● **Try it**:
Repeat the records exactly, so that each line matches the original.

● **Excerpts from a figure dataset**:

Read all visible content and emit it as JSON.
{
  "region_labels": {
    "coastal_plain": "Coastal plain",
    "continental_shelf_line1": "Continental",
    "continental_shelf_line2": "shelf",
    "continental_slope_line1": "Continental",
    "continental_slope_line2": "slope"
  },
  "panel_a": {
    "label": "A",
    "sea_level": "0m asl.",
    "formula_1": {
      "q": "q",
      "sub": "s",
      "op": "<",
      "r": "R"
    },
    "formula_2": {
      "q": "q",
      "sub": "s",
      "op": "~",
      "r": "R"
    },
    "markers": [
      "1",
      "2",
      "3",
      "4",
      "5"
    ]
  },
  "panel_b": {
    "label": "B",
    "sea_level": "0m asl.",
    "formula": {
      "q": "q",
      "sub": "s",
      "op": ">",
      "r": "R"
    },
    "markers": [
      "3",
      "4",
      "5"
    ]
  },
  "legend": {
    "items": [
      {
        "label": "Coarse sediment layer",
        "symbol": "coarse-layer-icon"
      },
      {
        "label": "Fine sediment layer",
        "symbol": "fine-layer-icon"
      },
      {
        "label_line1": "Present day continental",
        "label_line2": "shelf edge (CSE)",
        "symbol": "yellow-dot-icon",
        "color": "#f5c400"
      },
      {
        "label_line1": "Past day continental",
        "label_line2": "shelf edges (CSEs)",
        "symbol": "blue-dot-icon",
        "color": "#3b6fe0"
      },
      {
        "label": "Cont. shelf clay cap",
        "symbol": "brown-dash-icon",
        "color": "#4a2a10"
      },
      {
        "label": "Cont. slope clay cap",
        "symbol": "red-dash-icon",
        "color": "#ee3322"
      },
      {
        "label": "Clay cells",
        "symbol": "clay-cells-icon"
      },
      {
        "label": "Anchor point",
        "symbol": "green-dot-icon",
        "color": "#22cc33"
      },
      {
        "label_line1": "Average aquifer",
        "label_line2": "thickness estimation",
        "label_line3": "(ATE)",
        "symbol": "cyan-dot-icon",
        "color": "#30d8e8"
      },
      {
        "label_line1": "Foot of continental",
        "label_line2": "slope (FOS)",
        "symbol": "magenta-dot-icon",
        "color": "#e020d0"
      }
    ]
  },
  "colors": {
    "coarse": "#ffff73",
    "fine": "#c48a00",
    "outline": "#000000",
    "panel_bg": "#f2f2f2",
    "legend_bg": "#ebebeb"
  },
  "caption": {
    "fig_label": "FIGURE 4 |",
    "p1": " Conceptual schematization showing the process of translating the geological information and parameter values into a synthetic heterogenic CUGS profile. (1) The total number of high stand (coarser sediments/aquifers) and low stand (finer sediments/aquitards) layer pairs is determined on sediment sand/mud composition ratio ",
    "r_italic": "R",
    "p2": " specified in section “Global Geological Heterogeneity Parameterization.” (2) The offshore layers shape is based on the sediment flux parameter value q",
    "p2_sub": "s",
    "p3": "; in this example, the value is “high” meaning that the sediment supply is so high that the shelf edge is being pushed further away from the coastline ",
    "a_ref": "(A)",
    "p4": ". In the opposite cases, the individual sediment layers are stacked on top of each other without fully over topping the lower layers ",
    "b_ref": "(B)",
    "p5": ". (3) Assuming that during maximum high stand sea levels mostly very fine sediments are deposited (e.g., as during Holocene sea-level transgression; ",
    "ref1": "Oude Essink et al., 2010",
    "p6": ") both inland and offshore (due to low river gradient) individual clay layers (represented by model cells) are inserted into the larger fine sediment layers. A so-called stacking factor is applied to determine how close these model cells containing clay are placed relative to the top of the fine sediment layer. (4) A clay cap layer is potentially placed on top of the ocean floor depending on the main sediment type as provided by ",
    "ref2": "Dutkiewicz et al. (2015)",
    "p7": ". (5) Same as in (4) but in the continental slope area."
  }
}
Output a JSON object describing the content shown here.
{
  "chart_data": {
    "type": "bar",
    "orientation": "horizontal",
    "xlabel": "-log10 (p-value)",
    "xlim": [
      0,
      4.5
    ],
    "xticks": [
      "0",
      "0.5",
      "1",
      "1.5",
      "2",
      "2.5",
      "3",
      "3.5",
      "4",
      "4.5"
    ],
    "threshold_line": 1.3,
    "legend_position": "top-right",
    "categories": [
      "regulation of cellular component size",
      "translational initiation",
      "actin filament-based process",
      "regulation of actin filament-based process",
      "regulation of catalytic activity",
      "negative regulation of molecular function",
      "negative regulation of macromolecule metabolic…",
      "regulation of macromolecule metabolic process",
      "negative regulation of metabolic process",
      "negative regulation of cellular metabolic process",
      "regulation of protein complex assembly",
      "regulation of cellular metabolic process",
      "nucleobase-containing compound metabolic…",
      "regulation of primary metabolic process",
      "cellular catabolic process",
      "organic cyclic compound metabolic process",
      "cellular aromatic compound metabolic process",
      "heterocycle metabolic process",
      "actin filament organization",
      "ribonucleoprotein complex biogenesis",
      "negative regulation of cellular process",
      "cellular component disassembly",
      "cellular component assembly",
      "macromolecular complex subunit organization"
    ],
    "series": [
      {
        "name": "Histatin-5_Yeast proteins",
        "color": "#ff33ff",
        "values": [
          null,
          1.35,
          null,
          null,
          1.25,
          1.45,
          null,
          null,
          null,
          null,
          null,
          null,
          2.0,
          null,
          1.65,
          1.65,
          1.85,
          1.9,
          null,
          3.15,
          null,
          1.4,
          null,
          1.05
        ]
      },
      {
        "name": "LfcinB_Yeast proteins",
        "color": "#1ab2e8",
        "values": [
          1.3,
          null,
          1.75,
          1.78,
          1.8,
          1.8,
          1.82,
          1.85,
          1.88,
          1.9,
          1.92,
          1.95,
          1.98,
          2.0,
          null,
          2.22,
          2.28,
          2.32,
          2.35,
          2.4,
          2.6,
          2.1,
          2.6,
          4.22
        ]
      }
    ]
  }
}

● **Output for this task**:
Read all visible content and emit it as JSON.
{
  "region_labels": {
    "coastal_plain": "Coastal plain",
    "continental_shelf_line1": "Continental",
    "continental_shelf_line2": "shelf",
    "continental_slope_line1": "Continental",
    "continental_slope_line2": "slope"
  },
  "panel_a": {
    "label": "A",
    "sea_level": "0m asl.",
    "formula_1": {
      "q": "q",
      "sub": "s",
      "op": "<",
      "r": "R"
    },
    "formula_2": {
      "q": "q",
      "sub": "s",
      "op": "~",
      "r": "R"
    },
    "markers": [
      "1",
      "2",
      "3",
      "4",
      "5"
    ]
  },
  "panel_b": {
    "label": "B",
    "sea_level": "0m asl.",
    "formula": {
      "q": "q",
      "sub": "s",
      "op": ">",
      "r": "R"
    },
    "markers": [
      "3",
      "4",
      "5"
    ]
  },
  "legend": {
    "items": [
      {
        "label": "Coarse sediment layer",
        "symbol": "coarse-layer-icon"
      },
      {
        "label": "Fine sediment layer",
        "symbol": "fine-layer-icon"
      },
      {
        "label_line1": "Present day continental",
        "label_line2": "shelf edge (CSE)",
        "symbol": "yellow-dot-icon",
        "color": "#f5c400"
      },
      {
        "label_line1": "Past day continental",
        "label_line2": "shelf edges (CSEs)",
        "symbol": "blue-dot-icon",
        "color": "#3b6fe0"
      },
      {
        "label": "Cont. shelf clay cap",
        "symbol": "brown-dash-icon",
        "color": "#4a2a10"
      },
      {
        "label": "Cont. slope clay cap",
        "symbol": "red-dash-icon",
        "color": "#ee3322"
      },
      {
        "label": "Clay cells",
        "symbol": "clay-cells-icon"
      },
      {
        "label": "Anchor point",
        "symbol": "green-dot-icon",
        "color": "#22cc33"
      },
      {
        "label_line1": "Average aquifer",
        "label_line2": "thickness estimation",
        "label_line3": "(ATE)",
        "symbol": "cyan-dot-icon",
        "color": "#30d8e8"
      },
      {
        "label_line1": "Foot of continental",
        "label_line2": "slope (FOS)",
        "symbol": "magenta-dot-icon",
        "color": "#e020d0"
      }
    ]
  },
  "colors": {
    "coarse": "#ffff73",
    "fine": "#c48a00",
    "outline": "#000000",
    "panel_bg": "#f2f2f2",
    "legend_bg": "#ebebeb"
  },
  "caption": {
    "fig_label": "FIGURE 4 |",
    "p1": " Conceptual schematization showing the process of translating the geological information and parameter values into a synthetic heterogenic CUGS profile. (1) The total number of high stand (coarser sediments/aquifers) and low stand (finer sediments/aquitards) layer pairs is determined on sediment sand/mud composition ratio ",
    "r_italic": "R",
    "p2": " specified in section “Global Geological Heterogeneity Parameterization.” (2) The offshore layers shape is based on the sediment flux parameter value q",
    "p2_sub": "s",
    "p3": "; in this example, the value is “high” meaning that the sediment supply is so high that the shelf edge is being pushed further away from the coastline ",
    "a_ref": "(A)",
    "p4": ". In the opposite cases, the individual sediment layers are stacked on top of each other without fully over topping the lower layers ",
    "b_ref": "(B)",
    "p5": ". (3) Assuming that during maximum high stand sea levels mostly very fine sediments are deposited (e.g., as during Holocene sea-level transgression; ",
    "ref1": "Oude Essink et al., 2010",
    "p6": ") both inland and offshore (due to low river gradient) individual clay layers (represented by model cells) are inserted into the larger fine sediment layers. A so-called stacking factor is applied to determine how close these model cells containing clay are placed relative to the top of the fine sediment layer. (4) A clay cap layer is potentially placed on top of the ocean floor depending on the main sediment type as provided by ",
    "ref2": "Dutkiewicz et al. (2015)",
    "p7": ". (5) Same as in (4) but in the continental slope area."
  }
}
Output a JSON object describing the content shown here.
{
  "chart_data": {
    "type": "bar",
    "orientation": "horizontal",
    "xlabel": "-log10 (p-value)",
    "xlim": [
      0,
      4.5
    ],
    "xticks": [
      "0",
      "0.5",
      "1",
      "1.5",
      "2",
      "2.5",
      "3",
      "3.5",
      "4",
      "4.5"
    ],
    "threshold_line": 1.3,
    "legend_position": "top-right",
    "categories": [
      "regulation of cellular component size",
      "translational initiation",
      "actin filament-based process",
      "regulation of actin filament-based process",
      "regulation of catalytic activity",
      "negative regulation of molecular function",
      "negative regulation of macromolecule metabolic…",
      "regulation of macromolecule metabolic process",
      "negative regulation of metabolic process",
      "negative regulation of cellular metabolic process",
      "regulation of protein complex assembly",
      "regulation of cellular metabolic process",
      "nucleobase-containing compound metabolic…",
      "regulation of primary metabolic process",
      "cellular catabolic process",
      "organic cyclic compound metabolic process",
      "cellular aromatic compound metabolic process",
      "heterocycle metabolic process",
      "actin filament organization",
      "ribonucleoprotein complex biogenesis",
      "negative regulation of cellular process",
      "cellular component disassembly",
      "cellular component assembly",
      "macromolecular complex subunit organization"
    ],
    "series": [
      {
        "name": "Histatin-5_Yeast proteins",
        "color": "#ff33ff",
        "values": [
          null,
          1.35,
          null,
          null,
          1.25,
          1.45,
          null,
          null,
          null,
          null,
          null,
          null,
          2.0,
          null,
          1.65,
          1.65,
          1.85,
          1.9,
          null,
          3.15,
          null,
          1.4,
          null,
          1.05
        ]
      },
      {
        "name": "LfcinB_Yeast proteins",
        "color": "#1ab2e8",
        "values": [
          1.3,
          null,
          1.75,
          1.78,
          1.8,
          1.8,
          1.82,
          1.85,
          1.88,
          1.9,
          1.92,
          1.95,
          1.98,
          2.0,
          null,
          2.22,
          2.28,
          2.32,
          2.35,
          2.4,
          2.6,
          2.1,
          2.6,
          4.22
        ]
      }
    ]
  }
}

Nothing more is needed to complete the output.